** START **
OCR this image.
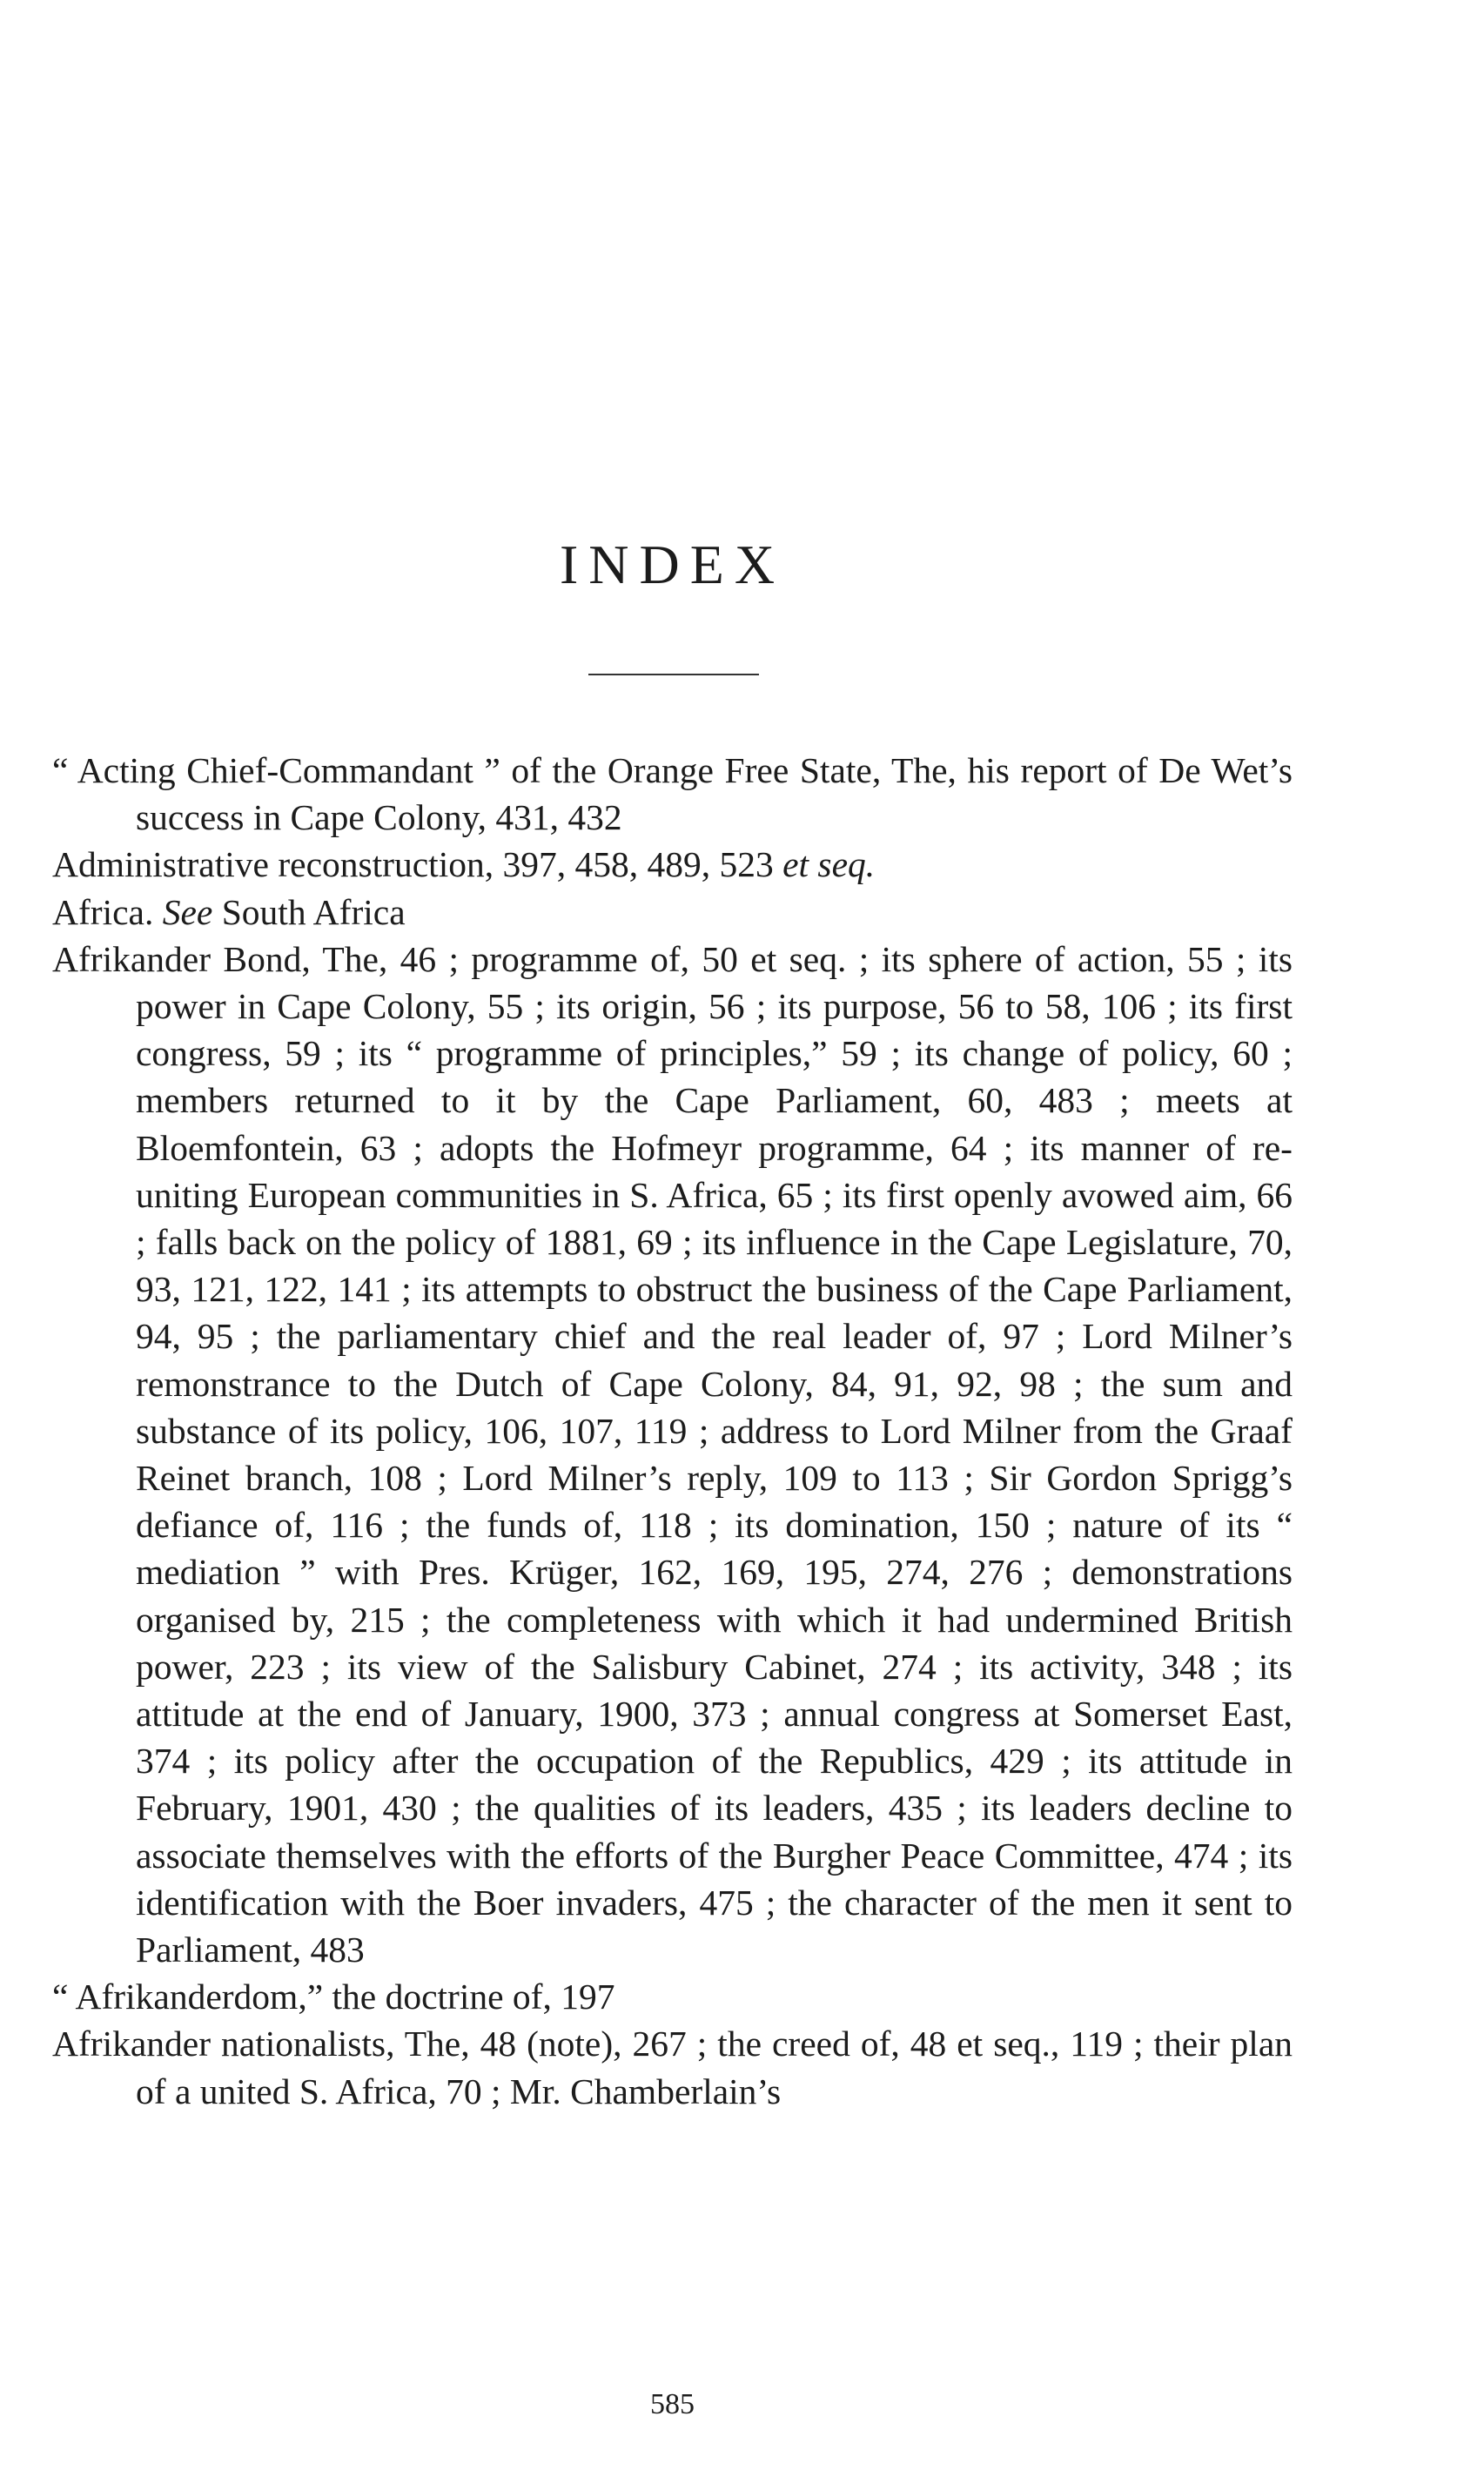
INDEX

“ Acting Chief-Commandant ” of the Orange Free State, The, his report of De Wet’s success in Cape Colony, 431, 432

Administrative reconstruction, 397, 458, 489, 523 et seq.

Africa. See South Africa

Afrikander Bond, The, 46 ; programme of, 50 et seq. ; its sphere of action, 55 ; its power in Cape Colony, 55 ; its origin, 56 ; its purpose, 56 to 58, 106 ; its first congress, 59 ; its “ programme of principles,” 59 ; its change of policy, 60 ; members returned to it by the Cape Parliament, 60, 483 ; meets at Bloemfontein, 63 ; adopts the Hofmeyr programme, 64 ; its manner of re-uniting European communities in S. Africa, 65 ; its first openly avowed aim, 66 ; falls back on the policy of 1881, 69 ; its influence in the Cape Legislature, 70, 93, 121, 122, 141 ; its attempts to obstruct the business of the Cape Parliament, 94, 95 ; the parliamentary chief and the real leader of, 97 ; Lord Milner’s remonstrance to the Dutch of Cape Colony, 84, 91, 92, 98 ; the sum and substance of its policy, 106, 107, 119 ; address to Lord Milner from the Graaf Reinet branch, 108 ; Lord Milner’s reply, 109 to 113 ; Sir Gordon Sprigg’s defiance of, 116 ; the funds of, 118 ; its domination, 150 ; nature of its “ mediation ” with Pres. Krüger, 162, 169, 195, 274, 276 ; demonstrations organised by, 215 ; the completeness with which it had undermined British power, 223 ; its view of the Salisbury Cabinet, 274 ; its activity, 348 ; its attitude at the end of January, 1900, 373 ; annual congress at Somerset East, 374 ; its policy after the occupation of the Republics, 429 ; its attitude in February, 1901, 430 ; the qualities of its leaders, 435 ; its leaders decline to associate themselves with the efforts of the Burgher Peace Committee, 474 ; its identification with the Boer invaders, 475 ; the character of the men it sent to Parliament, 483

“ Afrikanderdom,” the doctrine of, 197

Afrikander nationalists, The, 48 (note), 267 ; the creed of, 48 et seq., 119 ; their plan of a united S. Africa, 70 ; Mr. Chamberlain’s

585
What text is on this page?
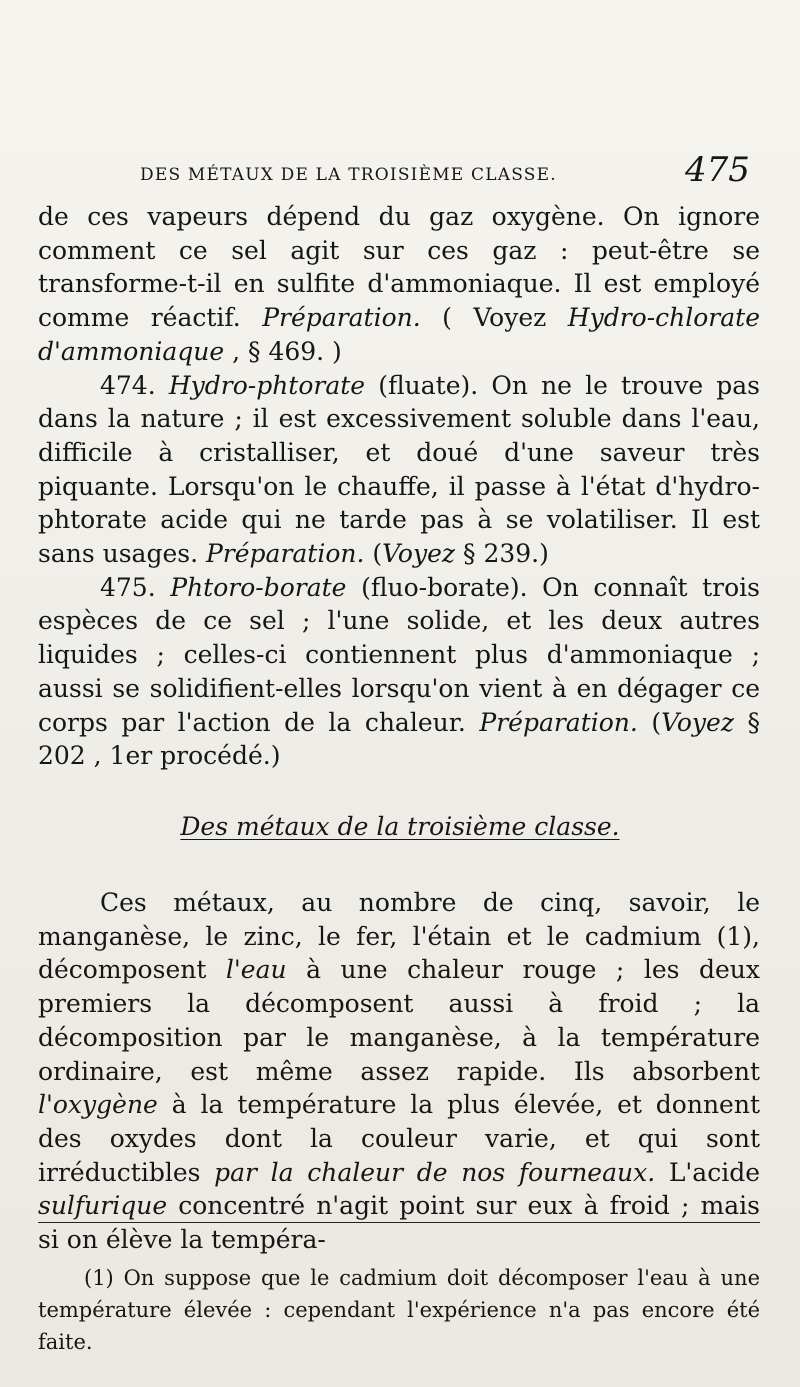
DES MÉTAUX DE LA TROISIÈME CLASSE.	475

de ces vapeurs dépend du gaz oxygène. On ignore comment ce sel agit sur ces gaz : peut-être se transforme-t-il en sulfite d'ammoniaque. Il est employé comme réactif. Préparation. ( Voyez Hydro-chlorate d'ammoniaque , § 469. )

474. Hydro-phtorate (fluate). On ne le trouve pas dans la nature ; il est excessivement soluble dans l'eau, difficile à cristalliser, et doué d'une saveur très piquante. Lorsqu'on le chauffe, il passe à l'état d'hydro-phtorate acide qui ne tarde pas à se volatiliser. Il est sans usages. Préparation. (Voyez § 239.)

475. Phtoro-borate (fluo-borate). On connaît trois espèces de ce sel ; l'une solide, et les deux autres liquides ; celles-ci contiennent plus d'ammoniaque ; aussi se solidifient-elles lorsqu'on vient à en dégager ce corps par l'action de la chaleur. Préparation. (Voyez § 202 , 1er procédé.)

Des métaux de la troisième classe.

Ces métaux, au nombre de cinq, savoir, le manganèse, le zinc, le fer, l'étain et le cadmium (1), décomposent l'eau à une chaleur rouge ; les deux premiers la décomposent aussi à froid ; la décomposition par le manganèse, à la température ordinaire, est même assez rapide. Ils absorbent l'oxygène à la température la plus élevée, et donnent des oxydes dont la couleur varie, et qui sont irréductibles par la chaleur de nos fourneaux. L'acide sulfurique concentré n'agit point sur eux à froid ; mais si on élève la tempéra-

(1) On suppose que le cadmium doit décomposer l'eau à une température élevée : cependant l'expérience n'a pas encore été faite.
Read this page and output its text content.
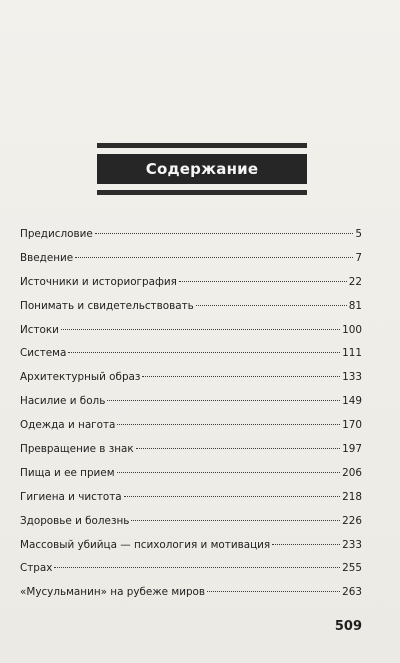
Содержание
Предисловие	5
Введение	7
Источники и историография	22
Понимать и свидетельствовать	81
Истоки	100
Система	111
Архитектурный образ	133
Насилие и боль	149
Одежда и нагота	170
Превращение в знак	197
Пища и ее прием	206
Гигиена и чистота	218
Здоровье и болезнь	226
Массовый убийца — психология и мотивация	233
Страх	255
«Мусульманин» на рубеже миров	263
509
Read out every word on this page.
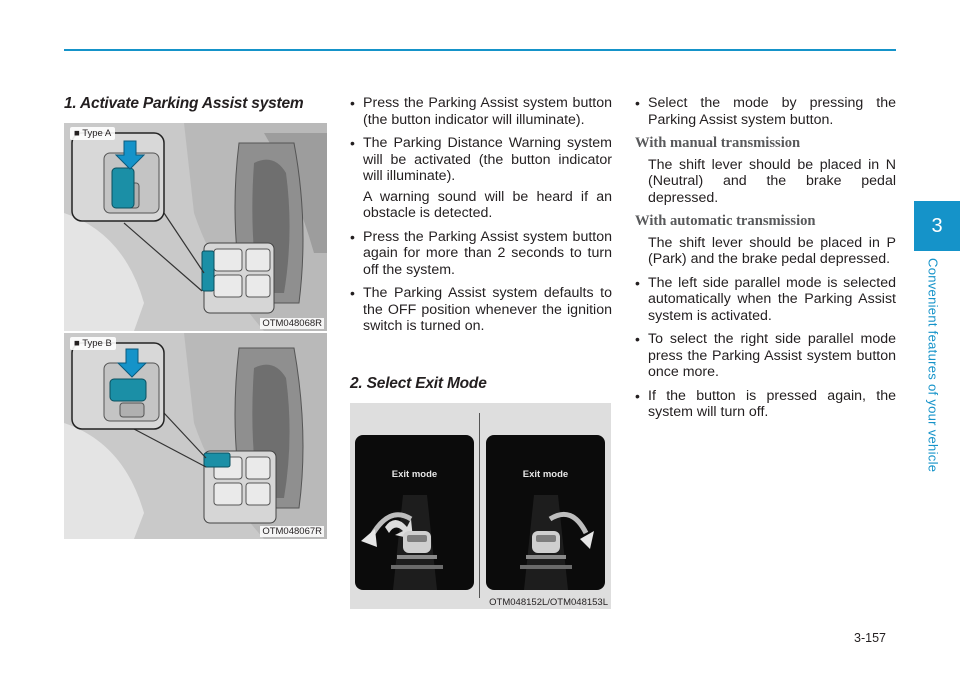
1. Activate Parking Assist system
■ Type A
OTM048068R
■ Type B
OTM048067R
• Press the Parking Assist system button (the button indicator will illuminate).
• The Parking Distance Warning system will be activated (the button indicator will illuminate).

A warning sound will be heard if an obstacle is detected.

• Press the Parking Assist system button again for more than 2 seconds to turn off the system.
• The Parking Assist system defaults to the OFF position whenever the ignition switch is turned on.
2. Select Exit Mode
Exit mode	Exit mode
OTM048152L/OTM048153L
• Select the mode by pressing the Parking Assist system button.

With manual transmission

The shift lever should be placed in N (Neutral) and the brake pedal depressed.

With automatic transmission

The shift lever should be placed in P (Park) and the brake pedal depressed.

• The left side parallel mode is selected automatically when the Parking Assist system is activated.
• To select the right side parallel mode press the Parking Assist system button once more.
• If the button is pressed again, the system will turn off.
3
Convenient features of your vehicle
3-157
** END **
### Stated problem:
Write out the listing above again, exactly, but with no pictures in the copy.

### Full output:
OCR this image.
INDEX

“ Acting Chief-Commandant ” of the Orange Free State, The, his report of De Wet’s success in Cape Colony, 431, 432

Administrative reconstruction, 397, 458, 489, 523 et seq.

Africa. See South Africa

Afrikander Bond, The, 46 ; programme of, 50 et seq. ; its sphere of action, 55 ; its power in Cape Colony, 55 ; its origin, 56 ; its purpose, 56 to 58, 106 ; its first congress, 59 ; its “ programme of principles,” 59 ; its change of policy, 60 ; members returned to it by the Cape Parliament, 60, 483 ; meets at Bloemfontein, 63 ; adopts the Hofmeyr programme, 64 ; its manner of re-uniting European communities in S. Africa, 65 ; its first openly avowed aim, 66 ; falls back on the policy of 1881, 69 ; its influence in the Cape Legislature, 70, 93, 121, 122, 141 ; its attempts to obstruct the business of the Cape Parliament, 94, 95 ; the parliamentary chief and the real leader of, 97 ; Lord Milner’s remonstrance to the Dutch of Cape Colony, 84, 91, 92, 98 ; the sum and substance of its policy, 106, 107, 119 ; address to Lord Milner from the Graaf Reinet branch, 108 ; Lord Milner’s reply, 109 to 113 ; Sir Gordon Sprigg’s defiance of, 116 ; the funds of, 118 ; its domination, 150 ; nature of its “ mediation ” with Pres. Krüger, 162, 169, 195, 274, 276 ; demonstrations organised by, 215 ; the completeness with which it had undermined British power, 223 ; its view of the Salisbury Cabinet, 274 ; its activity, 348 ; its attitude at the end of January, 1900, 373 ; annual congress at Somerset East, 374 ; its policy after the occupation of the Republics, 429 ; its attitude in February, 1901, 430 ; the qualities of its leaders, 435 ; its leaders decline to associate themselves with the efforts of the Burgher Peace Committee, 474 ; its identification with the Boer invaders, 475 ; the character of the men it sent to Parliament, 483

“ Afrikanderdom,” the doctrine of, 197

Afrikander nationalists, The, 48 (note), 267 ; the creed of, 48 et seq., 119 ; their plan of a united S. Africa, 70 ; Mr. Chamberlain’s

585
What text is on this page?
DES MÉTAUX DE LA TROISIÈME CLASSE.	475

de ces vapeurs dépend du gaz oxygène. On ignore comment ce sel agit sur ces gaz : peut-être se transforme-t-il en sulfite d'ammoniaque. Il est employé comme réactif. Préparation. ( Voyez Hydro-chlorate d'ammoniaque , § 469. )

474. Hydro-phtorate (fluate). On ne le trouve pas dans la nature ; il est excessivement soluble dans l'eau, difficile à cristalliser, et doué d'une saveur très piquante. Lorsqu'on le chauffe, il passe à l'état d'hydro-phtorate acide qui ne tarde pas à se volatiliser. Il est sans usages. Préparation. (Voyez § 239.)

475. Phtoro-borate (fluo-borate). On connaît trois espèces de ce sel ; l'une solide, et les deux autres liquides ; celles-ci contiennent plus d'ammoniaque ; aussi se solidifient-elles lorsqu'on vient à en dégager ce corps par l'action de la chaleur. Préparation. (Voyez § 202 , 1er procédé.)

Des métaux de la troisième classe.

Ces métaux, au nombre de cinq, savoir, le manganèse, le zinc, le fer, l'étain et le cadmium (1), décomposent l'eau à une chaleur rouge ; les deux premiers la décomposent aussi à froid ; la décomposition par le manganèse, à la température ordinaire, est même assez rapide. Ils absorbent l'oxygène à la température la plus élevée, et donnent des oxydes dont la couleur varie, et qui sont irréductibles par la chaleur de nos fourneaux. L'acide sulfurique concentré n'agit point sur eux à froid ; mais si on élève la tempéra-

(1) On suppose que le cadmium doit décomposer l'eau à une température élevée : cependant l'expérience n'a pas encore été faite.
Read this page and output its text content.
Содержание
Предисловие	5
Введение	7
Источники и историография	22
Понимать и свидетельствовать	81
Истоки	100
Система	111
Архитектурный образ	133
Насилие и боль	149
Одежда и нагота	170
Превращение в знак	197
Пища и ее прием	206
Гигиена и чистота	218
Здоровье и болезнь	226
Массовый убийца — психология и мотивация	233
Страх	255
«Мусульманин» на рубеже миров	263
509
Read out every word on this page.
1. Activate Parking Assist system
■ Type A
OTM048068R
■ Type B
OTM048067R
• Press the Parking Assist system button (the button indicator will illuminate).
• The Parking Distance Warning system will be activated (the button indicator will illuminate).

A warning sound will be heard if an obstacle is detected.

• Press the Parking Assist system button again for more than 2 seconds to turn off the system.
• The Parking Assist system defaults to the OFF position whenever the ignition switch is turned on.
2. Select Exit Mode
Exit mode	Exit mode
OTM048152L/OTM048153L
• Select the mode by pressing the Parking Assist system button.

With manual transmission

The shift lever should be placed in N (Neutral) and the brake pedal depressed.

With automatic transmission

The shift lever should be placed in P (Park) and the brake pedal depressed.

• The left side parallel mode is selected automatically when the Parking Assist system is activated.
• To select the right side parallel mode press the Parking Assist system button once more.
• If the button is pressed again, the system will turn off.
3
Convenient features of your vehicle
3-157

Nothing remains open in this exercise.